--- Start ---

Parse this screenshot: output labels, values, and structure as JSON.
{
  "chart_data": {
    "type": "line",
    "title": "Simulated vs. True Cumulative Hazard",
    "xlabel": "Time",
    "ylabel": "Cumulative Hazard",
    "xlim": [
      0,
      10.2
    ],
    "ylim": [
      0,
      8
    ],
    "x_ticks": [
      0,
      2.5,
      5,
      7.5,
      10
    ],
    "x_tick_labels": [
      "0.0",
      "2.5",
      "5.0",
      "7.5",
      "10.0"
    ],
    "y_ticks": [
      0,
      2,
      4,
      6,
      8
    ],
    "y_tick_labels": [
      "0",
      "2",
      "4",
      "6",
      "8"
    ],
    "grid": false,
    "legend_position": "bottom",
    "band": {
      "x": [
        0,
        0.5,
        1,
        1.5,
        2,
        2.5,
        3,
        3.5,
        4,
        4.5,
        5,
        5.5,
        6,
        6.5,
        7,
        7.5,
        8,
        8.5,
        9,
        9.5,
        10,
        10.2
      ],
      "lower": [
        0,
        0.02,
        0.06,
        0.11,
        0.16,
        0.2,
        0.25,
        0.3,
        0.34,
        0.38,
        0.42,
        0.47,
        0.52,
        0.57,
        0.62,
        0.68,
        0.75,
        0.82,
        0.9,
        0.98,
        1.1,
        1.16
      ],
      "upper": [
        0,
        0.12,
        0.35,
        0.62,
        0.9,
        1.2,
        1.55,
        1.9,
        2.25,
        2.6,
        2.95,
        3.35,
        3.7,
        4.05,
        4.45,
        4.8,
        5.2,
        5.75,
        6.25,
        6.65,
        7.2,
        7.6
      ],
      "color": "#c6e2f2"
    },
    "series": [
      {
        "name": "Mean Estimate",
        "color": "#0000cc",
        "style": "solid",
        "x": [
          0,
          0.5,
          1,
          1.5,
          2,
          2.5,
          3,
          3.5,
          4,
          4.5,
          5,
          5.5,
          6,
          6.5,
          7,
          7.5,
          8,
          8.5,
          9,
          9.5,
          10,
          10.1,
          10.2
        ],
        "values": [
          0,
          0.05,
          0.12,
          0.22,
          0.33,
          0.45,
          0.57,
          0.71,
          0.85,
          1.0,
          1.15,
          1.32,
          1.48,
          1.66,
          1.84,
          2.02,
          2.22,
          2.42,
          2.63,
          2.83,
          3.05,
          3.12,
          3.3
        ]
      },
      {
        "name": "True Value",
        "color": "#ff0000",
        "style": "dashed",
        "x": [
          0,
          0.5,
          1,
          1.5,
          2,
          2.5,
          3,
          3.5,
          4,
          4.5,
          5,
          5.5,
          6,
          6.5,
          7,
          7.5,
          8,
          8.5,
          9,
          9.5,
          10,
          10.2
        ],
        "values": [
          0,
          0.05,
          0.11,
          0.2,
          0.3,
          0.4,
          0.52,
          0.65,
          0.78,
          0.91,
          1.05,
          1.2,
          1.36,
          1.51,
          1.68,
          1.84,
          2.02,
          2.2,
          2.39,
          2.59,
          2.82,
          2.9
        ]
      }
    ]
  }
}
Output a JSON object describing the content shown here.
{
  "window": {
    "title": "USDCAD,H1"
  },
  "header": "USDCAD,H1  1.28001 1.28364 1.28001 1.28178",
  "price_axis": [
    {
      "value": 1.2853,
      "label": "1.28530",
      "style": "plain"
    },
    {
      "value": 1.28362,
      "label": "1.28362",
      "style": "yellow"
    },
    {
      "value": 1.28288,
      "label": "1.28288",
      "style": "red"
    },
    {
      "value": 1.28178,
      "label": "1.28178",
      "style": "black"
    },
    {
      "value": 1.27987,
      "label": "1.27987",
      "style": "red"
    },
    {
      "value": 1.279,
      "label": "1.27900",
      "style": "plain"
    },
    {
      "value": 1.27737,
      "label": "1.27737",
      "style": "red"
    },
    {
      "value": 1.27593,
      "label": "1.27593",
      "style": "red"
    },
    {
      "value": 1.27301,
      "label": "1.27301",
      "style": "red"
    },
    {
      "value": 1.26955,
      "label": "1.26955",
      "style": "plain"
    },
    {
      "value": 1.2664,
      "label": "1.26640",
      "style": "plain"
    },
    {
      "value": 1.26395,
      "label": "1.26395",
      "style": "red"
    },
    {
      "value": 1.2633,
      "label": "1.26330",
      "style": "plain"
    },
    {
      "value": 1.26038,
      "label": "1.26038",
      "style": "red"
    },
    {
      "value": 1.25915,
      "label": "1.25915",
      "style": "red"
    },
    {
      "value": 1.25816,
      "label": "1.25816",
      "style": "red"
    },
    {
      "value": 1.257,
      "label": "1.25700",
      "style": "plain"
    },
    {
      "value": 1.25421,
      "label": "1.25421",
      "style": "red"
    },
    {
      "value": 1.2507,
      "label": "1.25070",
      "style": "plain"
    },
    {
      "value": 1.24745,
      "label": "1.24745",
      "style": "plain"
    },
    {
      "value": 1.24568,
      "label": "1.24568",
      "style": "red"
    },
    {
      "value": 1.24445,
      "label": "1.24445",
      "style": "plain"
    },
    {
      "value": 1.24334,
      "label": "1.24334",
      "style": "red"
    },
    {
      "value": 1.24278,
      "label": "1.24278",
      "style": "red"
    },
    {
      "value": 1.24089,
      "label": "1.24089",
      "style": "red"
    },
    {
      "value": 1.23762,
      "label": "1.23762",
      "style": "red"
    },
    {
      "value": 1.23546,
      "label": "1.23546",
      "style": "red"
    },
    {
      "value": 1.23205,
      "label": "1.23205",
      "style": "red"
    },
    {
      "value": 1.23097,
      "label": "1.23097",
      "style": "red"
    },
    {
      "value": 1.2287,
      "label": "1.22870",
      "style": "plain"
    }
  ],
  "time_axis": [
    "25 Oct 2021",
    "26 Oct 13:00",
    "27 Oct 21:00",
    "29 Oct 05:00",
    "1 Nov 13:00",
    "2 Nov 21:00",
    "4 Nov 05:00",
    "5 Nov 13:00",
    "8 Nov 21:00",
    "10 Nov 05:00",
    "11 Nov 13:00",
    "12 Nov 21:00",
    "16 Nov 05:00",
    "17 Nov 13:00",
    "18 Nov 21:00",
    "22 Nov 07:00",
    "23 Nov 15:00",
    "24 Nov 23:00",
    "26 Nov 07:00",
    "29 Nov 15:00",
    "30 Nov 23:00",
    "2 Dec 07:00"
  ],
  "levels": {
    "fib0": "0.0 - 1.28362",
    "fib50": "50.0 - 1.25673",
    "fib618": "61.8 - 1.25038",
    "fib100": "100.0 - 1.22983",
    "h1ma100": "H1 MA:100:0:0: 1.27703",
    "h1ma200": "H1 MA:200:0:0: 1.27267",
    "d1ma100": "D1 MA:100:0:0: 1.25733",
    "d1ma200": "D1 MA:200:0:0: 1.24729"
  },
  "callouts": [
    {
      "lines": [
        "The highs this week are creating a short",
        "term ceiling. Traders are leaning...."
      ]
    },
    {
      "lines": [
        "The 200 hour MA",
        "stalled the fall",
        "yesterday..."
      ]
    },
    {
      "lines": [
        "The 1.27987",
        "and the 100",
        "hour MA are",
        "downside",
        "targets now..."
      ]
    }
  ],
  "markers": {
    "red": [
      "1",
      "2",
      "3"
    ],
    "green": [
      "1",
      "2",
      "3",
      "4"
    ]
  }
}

--- End ---
--- Start ---

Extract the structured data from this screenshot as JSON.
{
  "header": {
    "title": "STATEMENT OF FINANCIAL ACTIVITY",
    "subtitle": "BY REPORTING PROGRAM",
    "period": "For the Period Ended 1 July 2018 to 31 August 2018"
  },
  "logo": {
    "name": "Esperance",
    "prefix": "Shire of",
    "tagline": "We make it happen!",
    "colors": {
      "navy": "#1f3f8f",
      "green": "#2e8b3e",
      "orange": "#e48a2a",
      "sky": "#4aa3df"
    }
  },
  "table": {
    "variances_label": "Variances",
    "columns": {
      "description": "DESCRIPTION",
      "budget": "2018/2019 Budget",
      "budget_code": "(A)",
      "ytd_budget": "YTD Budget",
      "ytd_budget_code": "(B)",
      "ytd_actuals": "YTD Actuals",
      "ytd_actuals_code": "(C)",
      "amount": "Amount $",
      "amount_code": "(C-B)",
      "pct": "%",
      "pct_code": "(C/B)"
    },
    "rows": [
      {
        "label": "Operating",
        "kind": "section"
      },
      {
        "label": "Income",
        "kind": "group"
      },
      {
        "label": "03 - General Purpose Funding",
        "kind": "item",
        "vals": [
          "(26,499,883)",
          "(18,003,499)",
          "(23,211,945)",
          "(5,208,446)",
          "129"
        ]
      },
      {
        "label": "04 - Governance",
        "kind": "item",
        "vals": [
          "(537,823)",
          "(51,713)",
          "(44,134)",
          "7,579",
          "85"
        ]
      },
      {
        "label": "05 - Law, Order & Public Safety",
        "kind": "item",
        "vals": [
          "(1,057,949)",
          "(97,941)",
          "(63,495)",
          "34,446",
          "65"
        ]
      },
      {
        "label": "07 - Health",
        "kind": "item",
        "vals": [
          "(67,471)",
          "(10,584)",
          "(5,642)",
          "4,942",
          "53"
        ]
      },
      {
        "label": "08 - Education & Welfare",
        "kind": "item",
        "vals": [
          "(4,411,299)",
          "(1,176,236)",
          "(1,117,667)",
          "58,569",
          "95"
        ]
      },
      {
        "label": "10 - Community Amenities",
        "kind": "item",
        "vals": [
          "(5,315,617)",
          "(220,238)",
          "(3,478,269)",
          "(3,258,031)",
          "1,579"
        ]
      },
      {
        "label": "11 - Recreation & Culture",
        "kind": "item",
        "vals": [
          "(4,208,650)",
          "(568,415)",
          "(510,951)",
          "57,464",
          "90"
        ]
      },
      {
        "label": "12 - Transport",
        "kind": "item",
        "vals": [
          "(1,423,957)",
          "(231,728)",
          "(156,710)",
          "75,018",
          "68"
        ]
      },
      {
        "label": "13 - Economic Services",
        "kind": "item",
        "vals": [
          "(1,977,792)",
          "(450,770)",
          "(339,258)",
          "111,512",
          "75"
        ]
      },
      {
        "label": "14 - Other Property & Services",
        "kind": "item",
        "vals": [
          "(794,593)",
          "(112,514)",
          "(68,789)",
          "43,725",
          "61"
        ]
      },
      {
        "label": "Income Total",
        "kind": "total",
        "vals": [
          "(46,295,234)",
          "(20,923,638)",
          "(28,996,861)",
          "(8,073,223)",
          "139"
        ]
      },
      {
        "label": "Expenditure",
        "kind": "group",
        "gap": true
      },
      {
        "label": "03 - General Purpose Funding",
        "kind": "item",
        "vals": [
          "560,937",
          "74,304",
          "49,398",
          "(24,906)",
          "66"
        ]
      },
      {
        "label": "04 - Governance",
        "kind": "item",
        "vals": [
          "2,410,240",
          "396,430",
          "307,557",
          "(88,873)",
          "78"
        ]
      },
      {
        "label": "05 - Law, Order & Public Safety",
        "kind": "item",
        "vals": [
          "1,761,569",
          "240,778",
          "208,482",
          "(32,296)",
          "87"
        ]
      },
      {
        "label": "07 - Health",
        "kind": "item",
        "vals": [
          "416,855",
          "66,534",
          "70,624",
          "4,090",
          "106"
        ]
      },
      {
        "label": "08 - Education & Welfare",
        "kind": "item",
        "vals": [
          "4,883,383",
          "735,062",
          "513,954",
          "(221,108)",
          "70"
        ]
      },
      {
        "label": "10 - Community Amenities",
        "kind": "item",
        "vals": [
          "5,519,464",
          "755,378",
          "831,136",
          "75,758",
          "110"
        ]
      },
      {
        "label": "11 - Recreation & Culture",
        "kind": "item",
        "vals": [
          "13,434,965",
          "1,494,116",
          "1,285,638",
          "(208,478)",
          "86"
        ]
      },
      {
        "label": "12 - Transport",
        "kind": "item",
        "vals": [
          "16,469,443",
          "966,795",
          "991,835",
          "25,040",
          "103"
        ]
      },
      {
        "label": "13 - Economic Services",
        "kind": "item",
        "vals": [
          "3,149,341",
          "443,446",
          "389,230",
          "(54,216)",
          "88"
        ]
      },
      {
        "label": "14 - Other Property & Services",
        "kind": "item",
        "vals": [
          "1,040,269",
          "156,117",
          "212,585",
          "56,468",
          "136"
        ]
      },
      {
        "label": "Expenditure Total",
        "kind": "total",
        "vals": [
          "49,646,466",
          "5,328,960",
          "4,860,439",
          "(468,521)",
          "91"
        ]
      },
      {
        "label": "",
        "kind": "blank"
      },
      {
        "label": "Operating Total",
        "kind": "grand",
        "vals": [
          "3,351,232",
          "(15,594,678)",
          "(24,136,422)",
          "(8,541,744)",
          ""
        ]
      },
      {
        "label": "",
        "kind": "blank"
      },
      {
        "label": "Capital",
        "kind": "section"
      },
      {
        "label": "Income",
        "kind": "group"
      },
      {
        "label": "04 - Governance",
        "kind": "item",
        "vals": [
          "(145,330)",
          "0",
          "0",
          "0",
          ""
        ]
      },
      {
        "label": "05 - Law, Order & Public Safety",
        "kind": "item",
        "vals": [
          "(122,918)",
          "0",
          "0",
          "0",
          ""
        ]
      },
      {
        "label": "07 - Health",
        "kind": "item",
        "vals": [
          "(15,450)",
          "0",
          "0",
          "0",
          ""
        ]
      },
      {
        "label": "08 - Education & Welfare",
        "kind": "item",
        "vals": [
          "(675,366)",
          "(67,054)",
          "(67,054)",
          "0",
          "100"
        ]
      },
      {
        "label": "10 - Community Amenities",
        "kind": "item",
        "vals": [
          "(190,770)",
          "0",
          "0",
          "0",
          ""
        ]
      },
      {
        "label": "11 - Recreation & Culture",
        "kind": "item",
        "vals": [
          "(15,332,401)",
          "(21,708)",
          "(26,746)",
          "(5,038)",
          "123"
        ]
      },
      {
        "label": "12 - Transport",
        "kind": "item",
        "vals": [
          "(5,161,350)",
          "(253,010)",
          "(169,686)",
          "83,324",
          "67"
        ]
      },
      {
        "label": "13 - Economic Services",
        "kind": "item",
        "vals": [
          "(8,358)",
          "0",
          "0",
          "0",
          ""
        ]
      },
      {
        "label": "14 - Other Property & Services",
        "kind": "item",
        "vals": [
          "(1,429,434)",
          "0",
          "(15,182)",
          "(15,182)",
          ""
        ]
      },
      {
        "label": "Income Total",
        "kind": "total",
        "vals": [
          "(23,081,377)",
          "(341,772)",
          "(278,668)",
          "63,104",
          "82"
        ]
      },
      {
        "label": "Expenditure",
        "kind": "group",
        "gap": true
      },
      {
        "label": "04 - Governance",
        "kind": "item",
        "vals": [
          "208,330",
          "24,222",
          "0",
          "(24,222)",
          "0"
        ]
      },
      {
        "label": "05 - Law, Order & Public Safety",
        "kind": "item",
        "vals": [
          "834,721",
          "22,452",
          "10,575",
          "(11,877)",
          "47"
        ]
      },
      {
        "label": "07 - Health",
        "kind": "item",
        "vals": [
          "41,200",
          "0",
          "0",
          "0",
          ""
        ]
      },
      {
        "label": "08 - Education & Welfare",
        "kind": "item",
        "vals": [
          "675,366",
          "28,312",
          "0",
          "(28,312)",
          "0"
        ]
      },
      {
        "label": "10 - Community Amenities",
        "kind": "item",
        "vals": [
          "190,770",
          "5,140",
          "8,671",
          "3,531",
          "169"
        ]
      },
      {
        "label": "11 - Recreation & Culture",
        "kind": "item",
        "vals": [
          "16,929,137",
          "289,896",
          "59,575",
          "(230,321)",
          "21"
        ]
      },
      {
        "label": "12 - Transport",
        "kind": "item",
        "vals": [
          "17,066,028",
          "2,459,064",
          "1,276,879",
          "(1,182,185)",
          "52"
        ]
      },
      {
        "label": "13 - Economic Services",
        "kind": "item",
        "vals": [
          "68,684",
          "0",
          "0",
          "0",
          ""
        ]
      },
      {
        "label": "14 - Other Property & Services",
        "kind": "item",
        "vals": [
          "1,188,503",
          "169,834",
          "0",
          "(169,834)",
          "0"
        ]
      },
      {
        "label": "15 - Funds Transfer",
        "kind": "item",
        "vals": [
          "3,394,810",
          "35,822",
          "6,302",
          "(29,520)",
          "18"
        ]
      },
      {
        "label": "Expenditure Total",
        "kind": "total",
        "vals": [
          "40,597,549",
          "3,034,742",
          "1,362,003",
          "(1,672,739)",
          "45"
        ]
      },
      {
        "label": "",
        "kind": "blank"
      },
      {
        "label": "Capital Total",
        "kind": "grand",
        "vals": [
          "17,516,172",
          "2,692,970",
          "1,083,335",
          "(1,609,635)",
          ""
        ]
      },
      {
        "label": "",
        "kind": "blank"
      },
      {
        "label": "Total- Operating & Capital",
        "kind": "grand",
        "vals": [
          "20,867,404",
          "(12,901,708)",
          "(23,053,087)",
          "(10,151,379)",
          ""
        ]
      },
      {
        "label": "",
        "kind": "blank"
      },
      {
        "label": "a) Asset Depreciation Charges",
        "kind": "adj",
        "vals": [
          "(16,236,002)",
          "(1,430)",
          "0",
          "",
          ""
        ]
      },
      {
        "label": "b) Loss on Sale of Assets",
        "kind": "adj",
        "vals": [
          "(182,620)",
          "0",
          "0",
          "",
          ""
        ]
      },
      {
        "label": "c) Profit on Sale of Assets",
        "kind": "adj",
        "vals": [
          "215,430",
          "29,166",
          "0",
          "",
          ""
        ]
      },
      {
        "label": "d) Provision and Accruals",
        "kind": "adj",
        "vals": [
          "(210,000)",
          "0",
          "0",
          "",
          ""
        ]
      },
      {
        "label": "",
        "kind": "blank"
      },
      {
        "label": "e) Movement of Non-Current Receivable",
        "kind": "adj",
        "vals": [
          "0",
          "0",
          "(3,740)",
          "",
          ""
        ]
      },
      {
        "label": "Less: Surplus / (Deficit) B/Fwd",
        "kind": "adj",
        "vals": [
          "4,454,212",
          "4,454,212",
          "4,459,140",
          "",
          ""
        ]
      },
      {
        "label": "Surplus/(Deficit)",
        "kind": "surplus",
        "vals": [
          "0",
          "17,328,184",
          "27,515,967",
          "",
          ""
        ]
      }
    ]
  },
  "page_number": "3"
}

--- End ---

Show the lines of the records that include the string "name".

        "name": "Mean Estimate",
        "name": "True Value",
    "name": "Esperance",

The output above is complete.